#### [Exercise]
Skip the images and copy each record exactly as written.

#### [Provided data]
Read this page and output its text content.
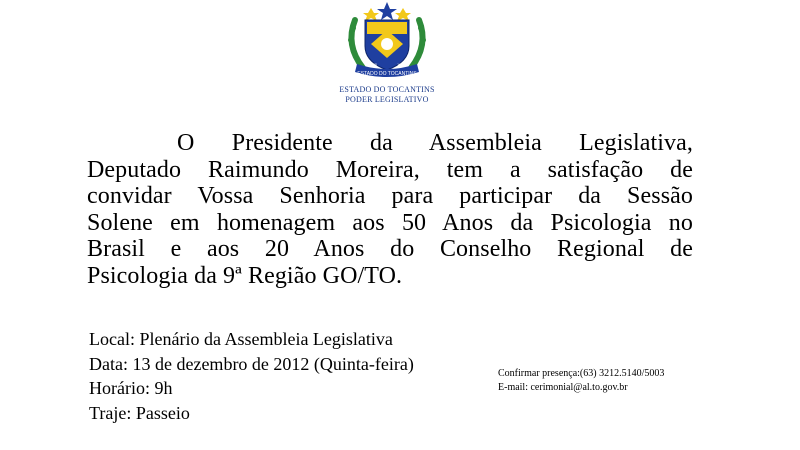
ESTADO DO TOCANTINS
1988	1989
ESTADO DO TOCANTINS
PODER LEGISLATIVO
O Presidente da Assembleia Legislativa,
Deputado Raimundo Moreira, tem a satisfação de
convidar Vossa Senhoria para participar da Sessão
Solene em homenagem aos 50 Anos da Psicologia no
Brasil e aos 20 Anos do Conselho Regional de
Psicologia da 9ª Região GO/TO.
Local: Plenário da Assembleia Legislativa
Data: 13 de dezembro de 2012 (Quinta-feira)
Horário: 9h
Traje: Passeio
Confirmar presença:(63) 3212.5140/5003
E-mail: cerimonial@al.to.gov.br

#### [Worked answer]
Read this page and output its text content.
ESTADO DO TOCANTINS
1988	1989
ESTADO DO TOCANTINS
PODER LEGISLATIVO
O Presidente da Assembleia Legislativa,
Deputado Raimundo Moreira, tem a satisfação de
convidar Vossa Senhoria para participar da Sessão
Solene em homenagem aos 50 Anos da Psicologia no
Brasil e aos 20 Anos do Conselho Regional de
Psicologia da 9ª Região GO/TO.
Local: Plenário da Assembleia Legislativa
Data: 13 de dezembro de 2012 (Quinta-feira)
Horário: 9h
Traje: Passeio
Confirmar presença:(63) 3212.5140/5003
E-mail: cerimonial@al.to.gov.br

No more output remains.